* start Records to use *
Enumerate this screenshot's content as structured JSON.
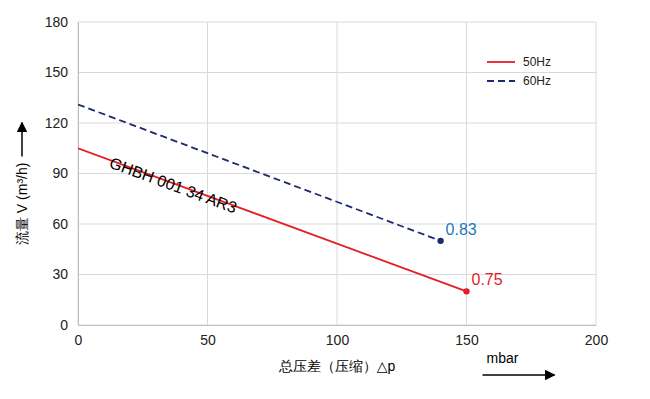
{
  "chart_data": {
    "type": "line",
    "x_label": "总压差（压缩）△p",
    "x_unit_label": "mbar",
    "y_label": "流量 V (m³/h)",
    "xlim": [
      0,
      200
    ],
    "xticks": [
      0,
      50,
      100,
      150,
      200
    ],
    "ylim": [
      0,
      180
    ],
    "yticks": [
      0,
      30,
      60,
      90,
      120,
      150,
      180
    ],
    "grid": true,
    "legend": "top-right",
    "series": [
      {
        "name": "50Hz",
        "color": "#e31e24",
        "line_style": "solid",
        "x": [
          0,
          150
        ],
        "values": [
          105,
          20
        ]
      },
      {
        "name": "60Hz",
        "color": "#1f2a6e",
        "line_style": "dashed",
        "x": [
          0,
          140
        ],
        "values": [
          131,
          50
        ]
      }
    ],
    "annotations": [
      {
        "text": "GHBH 001 34 AR3",
        "x": 36,
        "y": 80,
        "color": "#000000"
      },
      {
        "text": "0.75",
        "x": 150,
        "y": 20,
        "color": "#e31e24"
      },
      {
        "text": "0.83",
        "x": 140,
        "y": 50,
        "color": "#1a7abf"
      }
    ]
  }
}
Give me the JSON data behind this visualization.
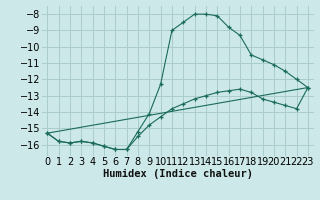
{
  "xlabel": "Humidex (Indice chaleur)",
  "bg_color": "#cce8e8",
  "grid_color": "#aacccc",
  "line_color": "#1a6b5a",
  "xlim": [
    -0.5,
    23.5
  ],
  "ylim": [
    -16.7,
    -7.5
  ],
  "xticks": [
    0,
    1,
    2,
    3,
    4,
    5,
    6,
    7,
    8,
    9,
    10,
    11,
    12,
    13,
    14,
    15,
    16,
    17,
    18,
    19,
    20,
    21,
    22,
    23
  ],
  "yticks": [
    -8,
    -9,
    -10,
    -11,
    -12,
    -13,
    -14,
    -15,
    -16
  ],
  "series1_x": [
    0,
    1,
    2,
    3,
    4,
    5,
    6,
    7,
    8,
    9,
    10,
    11,
    12,
    13,
    14,
    15,
    16,
    17,
    18,
    19,
    20,
    21,
    22,
    23
  ],
  "series1_y": [
    -15.3,
    -15.8,
    -15.9,
    -15.8,
    -15.9,
    -16.1,
    -16.3,
    -16.3,
    -15.2,
    -14.1,
    -12.3,
    -9.0,
    -8.5,
    -8.0,
    -8.0,
    -8.1,
    -8.8,
    -9.3,
    -10.5,
    -10.8,
    -11.1,
    -11.5,
    -12.0,
    -12.5
  ],
  "series2_x": [
    0,
    23
  ],
  "series2_y": [
    -15.3,
    -12.5
  ],
  "series3_x": [
    0,
    1,
    2,
    3,
    4,
    5,
    6,
    7,
    8,
    9,
    10,
    11,
    12,
    13,
    14,
    15,
    16,
    17,
    18,
    19,
    20,
    21,
    22,
    23
  ],
  "series3_y": [
    -15.3,
    -15.8,
    -15.9,
    -15.8,
    -15.9,
    -16.1,
    -16.3,
    -16.3,
    -15.5,
    -14.8,
    -14.3,
    -13.8,
    -13.5,
    -13.2,
    -13.0,
    -12.8,
    -12.7,
    -12.6,
    -12.8,
    -13.2,
    -13.4,
    -13.6,
    -13.8,
    -12.5
  ],
  "xlabel_fontsize": 7.5,
  "tick_fontsize": 7
}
* end Records to use *
# What is required
Exclude the pictures. Write out the remaining data exactly.

# The reply
Enumerate this screenshot's content as structured JSON.
{
  "chart_data": {
    "type": "line",
    "x_label": "总压差（压缩）△p",
    "x_unit_label": "mbar",
    "y_label": "流量 V (m³/h)",
    "xlim": [
      0,
      200
    ],
    "xticks": [
      0,
      50,
      100,
      150,
      200
    ],
    "ylim": [
      0,
      180
    ],
    "yticks": [
      0,
      30,
      60,
      90,
      120,
      150,
      180
    ],
    "grid": true,
    "legend": "top-right",
    "series": [
      {
        "name": "50Hz",
        "color": "#e31e24",
        "line_style": "solid",
        "x": [
          0,
          150
        ],
        "values": [
          105,
          20
        ]
      },
      {
        "name": "60Hz",
        "color": "#1f2a6e",
        "line_style": "dashed",
        "x": [
          0,
          140
        ],
        "values": [
          131,
          50
        ]
      }
    ],
    "annotations": [
      {
        "text": "GHBH 001 34 AR3",
        "x": 36,
        "y": 80,
        "color": "#000000"
      },
      {
        "text": "0.75",
        "x": 150,
        "y": 20,
        "color": "#e31e24"
      },
      {
        "text": "0.83",
        "x": 140,
        "y": 50,
        "color": "#1a7abf"
      }
    ]
  }
}
Give me the JSON data behind this visualization.
{
  "xlabel": "Humidex (Indice chaleur)",
  "bg_color": "#cce8e8",
  "grid_color": "#aacccc",
  "line_color": "#1a6b5a",
  "xlim": [
    -0.5,
    23.5
  ],
  "ylim": [
    -16.7,
    -7.5
  ],
  "xticks": [
    0,
    1,
    2,
    3,
    4,
    5,
    6,
    7,
    8,
    9,
    10,
    11,
    12,
    13,
    14,
    15,
    16,
    17,
    18,
    19,
    20,
    21,
    22,
    23
  ],
  "yticks": [
    -8,
    -9,
    -10,
    -11,
    -12,
    -13,
    -14,
    -15,
    -16
  ],
  "series1_x": [
    0,
    1,
    2,
    3,
    4,
    5,
    6,
    7,
    8,
    9,
    10,
    11,
    12,
    13,
    14,
    15,
    16,
    17,
    18,
    19,
    20,
    21,
    22,
    23
  ],
  "series1_y": [
    -15.3,
    -15.8,
    -15.9,
    -15.8,
    -15.9,
    -16.1,
    -16.3,
    -16.3,
    -15.2,
    -14.1,
    -12.3,
    -9.0,
    -8.5,
    -8.0,
    -8.0,
    -8.1,
    -8.8,
    -9.3,
    -10.5,
    -10.8,
    -11.1,
    -11.5,
    -12.0,
    -12.5
  ],
  "series2_x": [
    0,
    23
  ],
  "series2_y": [
    -15.3,
    -12.5
  ],
  "series3_x": [
    0,
    1,
    2,
    3,
    4,
    5,
    6,
    7,
    8,
    9,
    10,
    11,
    12,
    13,
    14,
    15,
    16,
    17,
    18,
    19,
    20,
    21,
    22,
    23
  ],
  "series3_y": [
    -15.3,
    -15.8,
    -15.9,
    -15.8,
    -15.9,
    -16.1,
    -16.3,
    -16.3,
    -15.5,
    -14.8,
    -14.3,
    -13.8,
    -13.5,
    -13.2,
    -13.0,
    -12.8,
    -12.7,
    -12.6,
    -12.8,
    -13.2,
    -13.4,
    -13.6,
    -13.8,
    -12.5
  ],
  "xlabel_fontsize": 7.5,
  "tick_fontsize": 7
}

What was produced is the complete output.